**Work instructions:**
All entries must be repeated exactly; do not include the pictures.

Stored data:
=======

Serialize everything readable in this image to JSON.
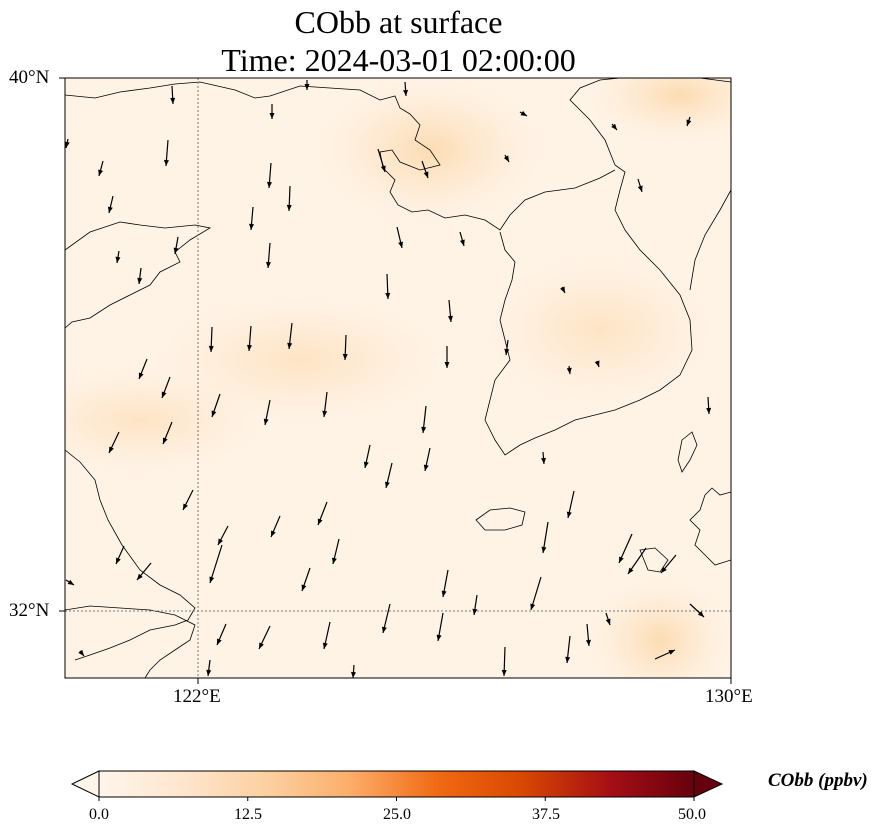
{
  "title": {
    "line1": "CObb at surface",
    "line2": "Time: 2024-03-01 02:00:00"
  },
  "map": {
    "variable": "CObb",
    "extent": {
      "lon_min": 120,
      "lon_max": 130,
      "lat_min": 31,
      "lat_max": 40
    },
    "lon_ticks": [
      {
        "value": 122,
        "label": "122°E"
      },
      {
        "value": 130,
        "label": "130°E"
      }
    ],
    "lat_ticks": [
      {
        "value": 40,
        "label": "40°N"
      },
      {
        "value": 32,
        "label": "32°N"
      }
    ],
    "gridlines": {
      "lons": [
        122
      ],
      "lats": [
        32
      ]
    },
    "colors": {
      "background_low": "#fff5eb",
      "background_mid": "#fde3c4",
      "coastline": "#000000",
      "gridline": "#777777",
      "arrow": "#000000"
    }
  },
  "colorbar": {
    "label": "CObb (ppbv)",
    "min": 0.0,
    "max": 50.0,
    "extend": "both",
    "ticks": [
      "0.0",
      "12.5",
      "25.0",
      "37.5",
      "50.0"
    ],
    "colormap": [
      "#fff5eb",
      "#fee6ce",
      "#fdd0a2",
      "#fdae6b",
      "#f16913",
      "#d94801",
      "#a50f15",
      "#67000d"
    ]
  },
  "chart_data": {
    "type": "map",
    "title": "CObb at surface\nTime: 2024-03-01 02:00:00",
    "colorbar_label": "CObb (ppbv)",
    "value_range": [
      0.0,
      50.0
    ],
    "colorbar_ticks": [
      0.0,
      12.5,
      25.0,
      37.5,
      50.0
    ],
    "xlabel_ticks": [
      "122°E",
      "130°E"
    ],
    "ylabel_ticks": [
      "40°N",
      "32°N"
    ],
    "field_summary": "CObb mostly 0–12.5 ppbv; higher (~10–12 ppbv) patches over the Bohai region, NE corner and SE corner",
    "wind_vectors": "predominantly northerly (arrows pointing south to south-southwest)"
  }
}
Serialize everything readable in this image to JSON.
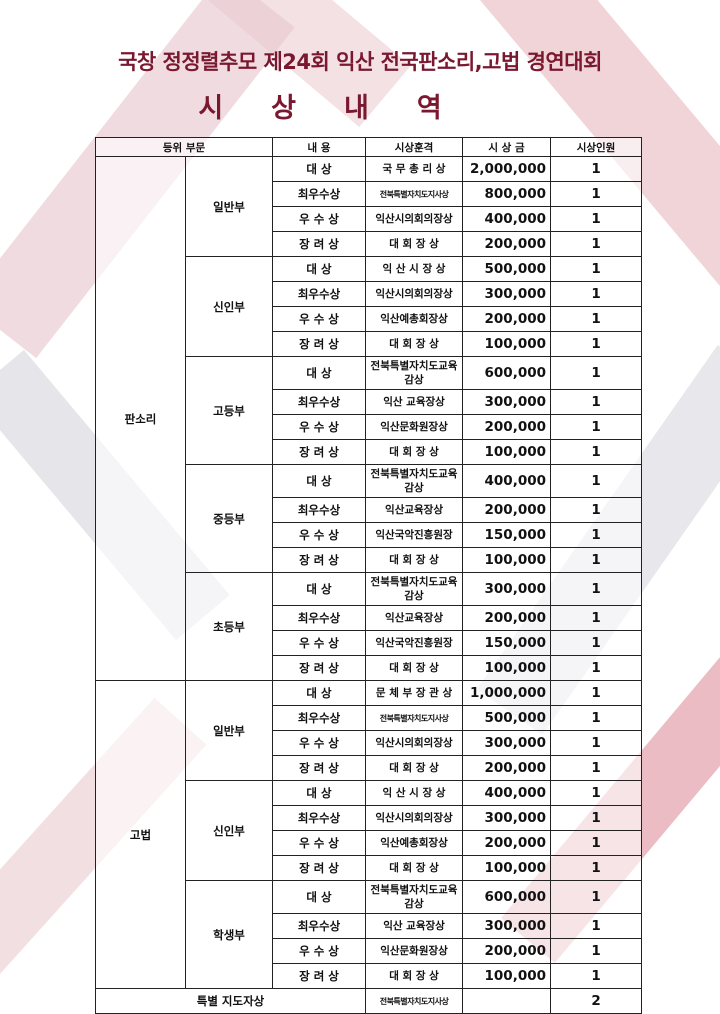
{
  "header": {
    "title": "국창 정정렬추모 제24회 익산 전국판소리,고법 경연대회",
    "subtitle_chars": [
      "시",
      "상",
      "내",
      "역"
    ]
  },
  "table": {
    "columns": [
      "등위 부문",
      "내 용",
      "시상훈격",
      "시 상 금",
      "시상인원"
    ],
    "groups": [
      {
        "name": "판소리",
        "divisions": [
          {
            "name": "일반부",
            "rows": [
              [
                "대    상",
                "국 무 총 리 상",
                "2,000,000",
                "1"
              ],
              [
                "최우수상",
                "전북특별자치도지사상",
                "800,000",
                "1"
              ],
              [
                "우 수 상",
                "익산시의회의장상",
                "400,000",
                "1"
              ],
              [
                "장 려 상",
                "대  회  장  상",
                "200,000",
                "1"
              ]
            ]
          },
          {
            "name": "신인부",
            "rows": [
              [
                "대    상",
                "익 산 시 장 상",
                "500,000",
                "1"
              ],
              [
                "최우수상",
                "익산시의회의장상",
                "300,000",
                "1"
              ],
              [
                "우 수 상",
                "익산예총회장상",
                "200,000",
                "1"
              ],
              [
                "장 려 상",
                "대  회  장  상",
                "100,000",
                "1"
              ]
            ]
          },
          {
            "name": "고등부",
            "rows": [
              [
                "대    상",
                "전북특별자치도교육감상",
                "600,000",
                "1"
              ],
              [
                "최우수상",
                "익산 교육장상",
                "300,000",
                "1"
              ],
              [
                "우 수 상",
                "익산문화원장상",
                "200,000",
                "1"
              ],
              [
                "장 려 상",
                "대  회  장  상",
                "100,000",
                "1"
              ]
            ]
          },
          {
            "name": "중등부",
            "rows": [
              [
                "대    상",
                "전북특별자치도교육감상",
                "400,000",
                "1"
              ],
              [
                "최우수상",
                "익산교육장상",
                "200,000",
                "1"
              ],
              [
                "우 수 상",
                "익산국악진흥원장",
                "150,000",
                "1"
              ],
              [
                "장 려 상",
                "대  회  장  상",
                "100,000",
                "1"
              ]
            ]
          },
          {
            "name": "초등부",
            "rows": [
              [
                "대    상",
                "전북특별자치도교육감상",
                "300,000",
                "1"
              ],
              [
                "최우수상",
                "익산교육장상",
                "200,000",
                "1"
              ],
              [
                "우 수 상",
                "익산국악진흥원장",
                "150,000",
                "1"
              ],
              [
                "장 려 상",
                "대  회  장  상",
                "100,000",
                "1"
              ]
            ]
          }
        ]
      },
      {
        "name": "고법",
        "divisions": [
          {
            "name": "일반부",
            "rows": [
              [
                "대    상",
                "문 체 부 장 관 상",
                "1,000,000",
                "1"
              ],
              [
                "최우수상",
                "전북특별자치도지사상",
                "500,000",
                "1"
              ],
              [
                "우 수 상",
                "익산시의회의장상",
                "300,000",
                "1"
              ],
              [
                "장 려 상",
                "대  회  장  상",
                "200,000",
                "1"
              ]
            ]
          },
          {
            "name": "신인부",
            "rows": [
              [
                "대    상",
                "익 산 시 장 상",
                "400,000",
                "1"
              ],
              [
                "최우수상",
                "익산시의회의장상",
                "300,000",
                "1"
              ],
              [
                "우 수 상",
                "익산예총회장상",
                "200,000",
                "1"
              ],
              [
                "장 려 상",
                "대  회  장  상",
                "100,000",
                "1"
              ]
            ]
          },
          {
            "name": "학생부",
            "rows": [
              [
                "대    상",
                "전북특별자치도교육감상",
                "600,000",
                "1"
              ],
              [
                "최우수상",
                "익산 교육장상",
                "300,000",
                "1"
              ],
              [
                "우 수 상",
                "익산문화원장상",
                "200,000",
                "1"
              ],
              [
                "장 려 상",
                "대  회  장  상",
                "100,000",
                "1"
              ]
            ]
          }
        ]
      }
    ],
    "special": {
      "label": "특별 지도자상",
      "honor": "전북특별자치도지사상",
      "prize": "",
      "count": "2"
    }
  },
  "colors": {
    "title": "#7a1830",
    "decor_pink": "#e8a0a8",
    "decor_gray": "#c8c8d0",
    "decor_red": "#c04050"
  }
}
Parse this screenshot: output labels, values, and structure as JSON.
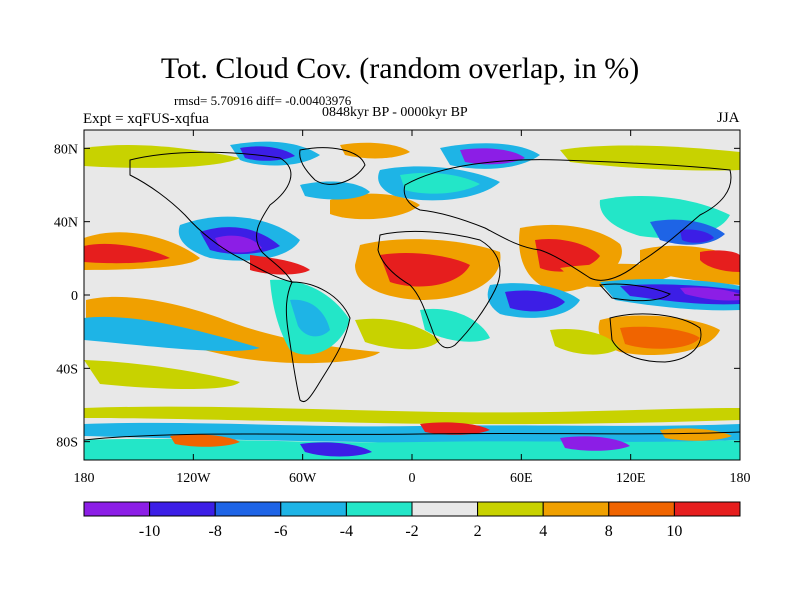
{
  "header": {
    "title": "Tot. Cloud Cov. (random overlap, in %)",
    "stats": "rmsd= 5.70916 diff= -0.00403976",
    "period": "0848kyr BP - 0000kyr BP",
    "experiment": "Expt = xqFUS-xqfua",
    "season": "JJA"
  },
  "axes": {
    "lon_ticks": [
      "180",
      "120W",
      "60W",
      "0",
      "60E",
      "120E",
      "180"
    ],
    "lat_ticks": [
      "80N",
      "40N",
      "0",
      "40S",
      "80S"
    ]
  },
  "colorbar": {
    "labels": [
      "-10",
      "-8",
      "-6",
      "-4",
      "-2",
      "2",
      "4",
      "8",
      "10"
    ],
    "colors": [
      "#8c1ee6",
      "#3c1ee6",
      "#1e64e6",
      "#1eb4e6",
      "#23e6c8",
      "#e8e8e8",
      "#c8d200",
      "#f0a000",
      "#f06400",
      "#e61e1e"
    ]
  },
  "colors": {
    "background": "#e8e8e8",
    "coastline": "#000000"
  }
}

=======

**Exercise result:**
Serialize everything readable in this image to JSON.
{
  "title": {
    "line1": "CObb at surface",
    "line2": "Time: 2024-03-01 02:00:00"
  },
  "map": {
    "variable": "CObb",
    "extent": {
      "lon_min": 120,
      "lon_max": 130,
      "lat_min": 31,
      "lat_max": 40
    },
    "lon_ticks": [
      {
        "value": 122,
        "label": "122°E"
      },
      {
        "value": 130,
        "label": "130°E"
      }
    ],
    "lat_ticks": [
      {
        "value": 40,
        "label": "40°N"
      },
      {
        "value": 32,
        "label": "32°N"
      }
    ],
    "gridlines": {
      "lons": [
        122
      ],
      "lats": [
        32
      ]
    },
    "colors": {
      "background_low": "#fff5eb",
      "background_mid": "#fde3c4",
      "coastline": "#000000",
      "gridline": "#777777",
      "arrow": "#000000"
    }
  },
  "colorbar": {
    "label": "CObb (ppbv)",
    "min": 0.0,
    "max": 50.0,
    "extend": "both",
    "ticks": [
      "0.0",
      "12.5",
      "25.0",
      "37.5",
      "50.0"
    ],
    "colormap": [
      "#fff5eb",
      "#fee6ce",
      "#fdd0a2",
      "#fdae6b",
      "#f16913",
      "#d94801",
      "#a50f15",
      "#67000d"
    ]
  },
  "chart_data": {
    "type": "map",
    "title": "CObb at surface\nTime: 2024-03-01 02:00:00",
    "colorbar_label": "CObb (ppbv)",
    "value_range": [
      0.0,
      50.0
    ],
    "colorbar_ticks": [
      0.0,
      12.5,
      25.0,
      37.5,
      50.0
    ],
    "xlabel_ticks": [
      "122°E",
      "130°E"
    ],
    "ylabel_ticks": [
      "40°N",
      "32°N"
    ],
    "field_summary": "CObb mostly 0–12.5 ppbv; higher (~10–12 ppbv) patches over the Bohai region, NE corner and SE corner",
    "wind_vectors": "predominantly northerly (arrows pointing south to south-southwest)"
  }
}
Serialize everything readable in this image to JSON.
{
  "header": {
    "title": "국창 정정렬추모 제24회 익산 전국판소리,고법 경연대회",
    "subtitle_chars": [
      "시",
      "상",
      "내",
      "역"
    ]
  },
  "table": {
    "columns": [
      "등위 부문",
      "내 용",
      "시상훈격",
      "시 상 금",
      "시상인원"
    ],
    "groups": [
      {
        "name": "판소리",
        "divisions": [
          {
            "name": "일반부",
            "rows": [
              [
                "대    상",
                "국 무 총 리 상",
                "2,000,000",
                "1"
              ],
              [
                "최우수상",
                "전북특별자치도지사상",
                "800,000",
                "1"
              ],
              [
                "우 수 상",
                "익산시의회의장상",
                "400,000",
                "1"
              ],
              [
                "장 려 상",
                "대  회  장  상",
                "200,000",
                "1"
              ]
            ]
          },
          {
            "name": "신인부",
            "rows": [
              [
                "대    상",
                "익 산 시 장 상",
                "500,000",
                "1"
              ],
              [
                "최우수상",
                "익산시의회의장상",
                "300,000",
                "1"
              ],
              [
                "우 수 상",
                "익산예총회장상",
                "200,000",
                "1"
              ],
              [
                "장 려 상",
                "대  회  장  상",
                "100,000",
                "1"
              ]
            ]
          },
          {
            "name": "고등부",
            "rows": [
              [
                "대    상",
                "전북특별자치도교육감상",
                "600,000",
                "1"
              ],
              [
                "최우수상",
                "익산 교육장상",
                "300,000",
                "1"
              ],
              [
                "우 수 상",
                "익산문화원장상",
                "200,000",
                "1"
              ],
              [
                "장 려 상",
                "대  회  장  상",
                "100,000",
                "1"
              ]
            ]
          },
          {
            "name": "중등부",
            "rows": [
              [
                "대    상",
                "전북특별자치도교육감상",
                "400,000",
                "1"
              ],
              [
                "최우수상",
                "익산교육장상",
                "200,000",
                "1"
              ],
              [
                "우 수 상",
                "익산국악진흥원장",
                "150,000",
                "1"
              ],
              [
                "장 려 상",
                "대  회  장  상",
                "100,000",
                "1"
              ]
            ]
          },
          {
            "name": "초등부",
            "rows": [
              [
                "대    상",
                "전북특별자치도교육감상",
                "300,000",
                "1"
              ],
              [
                "최우수상",
                "익산교육장상",
                "200,000",
                "1"
              ],
              [
                "우 수 상",
                "익산국악진흥원장",
                "150,000",
                "1"
              ],
              [
                "장 려 상",
                "대  회  장  상",
                "100,000",
                "1"
              ]
            ]
          }
        ]
      },
      {
        "name": "고법",
        "divisions": [
          {
            "name": "일반부",
            "rows": [
              [
                "대    상",
                "문 체 부 장 관 상",
                "1,000,000",
                "1"
              ],
              [
                "최우수상",
                "전북특별자치도지사상",
                "500,000",
                "1"
              ],
              [
                "우 수 상",
                "익산시의회의장상",
                "300,000",
                "1"
              ],
              [
                "장 려 상",
                "대  회  장  상",
                "200,000",
                "1"
              ]
            ]
          },
          {
            "name": "신인부",
            "rows": [
              [
                "대    상",
                "익 산 시 장 상",
                "400,000",
                "1"
              ],
              [
                "최우수상",
                "익산시의회의장상",
                "300,000",
                "1"
              ],
              [
                "우 수 상",
                "익산예총회장상",
                "200,000",
                "1"
              ],
              [
                "장 려 상",
                "대  회  장  상",
                "100,000",
                "1"
              ]
            ]
          },
          {
            "name": "학생부",
            "rows": [
              [
                "대    상",
                "전북특별자치도교육감상",
                "600,000",
                "1"
              ],
              [
                "최우수상",
                "익산 교육장상",
                "300,000",
                "1"
              ],
              [
                "우 수 상",
                "익산문화원장상",
                "200,000",
                "1"
              ],
              [
                "장 려 상",
                "대  회  장  상",
                "100,000",
                "1"
              ]
            ]
          }
        ]
      }
    ],
    "special": {
      "label": "특별 지도자상",
      "honor": "전북특별자치도지사상",
      "prize": "",
      "count": "2"
    }
  },
  "colors": {
    "title": "#7a1830",
    "decor_pink": "#e8a0a8",
    "decor_gray": "#c8c8d0",
    "decor_red": "#c04050"
  }
}
Parse this screenshot: output labels, values, and structure as JSON.
{
  "header": {
    "title": "Tot. Cloud Cov. (random overlap, in %)",
    "stats": "rmsd= 5.70916 diff= -0.00403976",
    "period": "0848kyr BP - 0000kyr BP",
    "experiment": "Expt = xqFUS-xqfua",
    "season": "JJA"
  },
  "axes": {
    "lon_ticks": [
      "180",
      "120W",
      "60W",
      "0",
      "60E",
      "120E",
      "180"
    ],
    "lat_ticks": [
      "80N",
      "40N",
      "0",
      "40S",
      "80S"
    ]
  },
  "colorbar": {
    "labels": [
      "-10",
      "-8",
      "-6",
      "-4",
      "-2",
      "2",
      "4",
      "8",
      "10"
    ],
    "colors": [
      "#8c1ee6",
      "#3c1ee6",
      "#1e64e6",
      "#1eb4e6",
      "#23e6c8",
      "#e8e8e8",
      "#c8d200",
      "#f0a000",
      "#f06400",
      "#e61e1e"
    ]
  },
  "colors": {
    "background": "#e8e8e8",
    "coastline": "#000000"
  }
}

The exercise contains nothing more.